* **Exercise aim**
Extract the records below word for word and ignore the images.
· · · ·
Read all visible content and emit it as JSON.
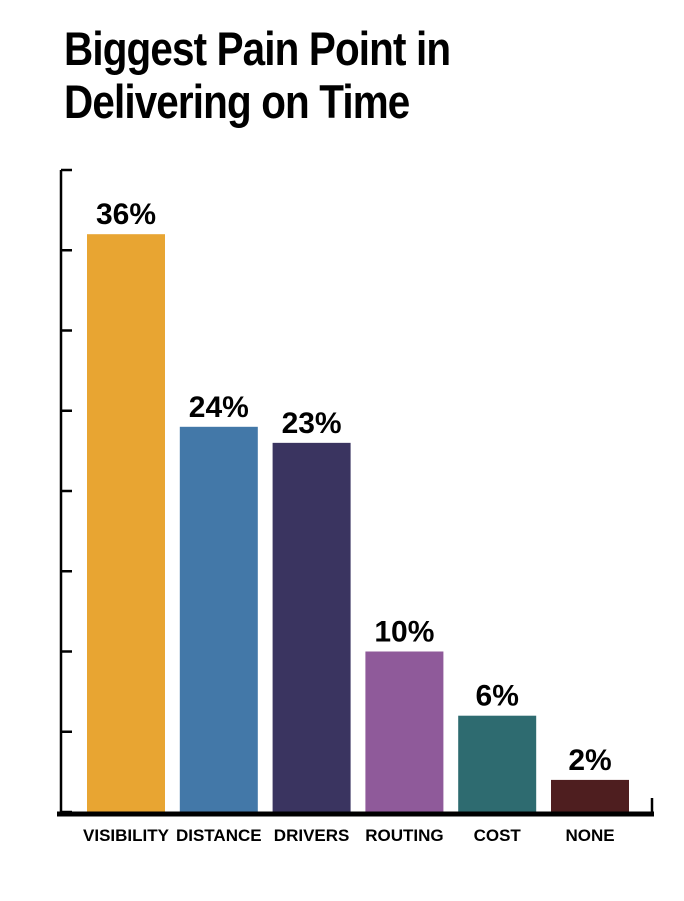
{
  "chart_data": {
    "type": "bar",
    "title_lines": [
      "Biggest Pain Point in",
      "Delivering on Time"
    ],
    "categories": [
      "VISIBILITY",
      "DISTANCE",
      "DRIVERS",
      "ROUTING",
      "COST",
      "NONE"
    ],
    "values": [
      36,
      24,
      23,
      10,
      6,
      2
    ],
    "value_labels": [
      "36%",
      "24%",
      "23%",
      "10%",
      "6%",
      "2%"
    ],
    "colors": [
      "#E8A532",
      "#4378A8",
      "#3A3460",
      "#8F5A9A",
      "#2E6B70",
      "#4E1E1F"
    ],
    "ylim": [
      0,
      40
    ],
    "yaxis_tick_labels": false,
    "legend": "none",
    "grid": false
  }
}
· · · ·
* **Result of this exercise**
Read all visible content and emit it as JSON.
{
  "chart_data": {
    "type": "bar",
    "title_lines": [
      "Biggest Pain Point in",
      "Delivering on Time"
    ],
    "categories": [
      "VISIBILITY",
      "DISTANCE",
      "DRIVERS",
      "ROUTING",
      "COST",
      "NONE"
    ],
    "values": [
      36,
      24,
      23,
      10,
      6,
      2
    ],
    "value_labels": [
      "36%",
      "24%",
      "23%",
      "10%",
      "6%",
      "2%"
    ],
    "colors": [
      "#E8A532",
      "#4378A8",
      "#3A3460",
      "#8F5A9A",
      "#2E6B70",
      "#4E1E1F"
    ],
    "ylim": [
      0,
      40
    ],
    "yaxis_tick_labels": false,
    "legend": "none",
    "grid": false
  }
}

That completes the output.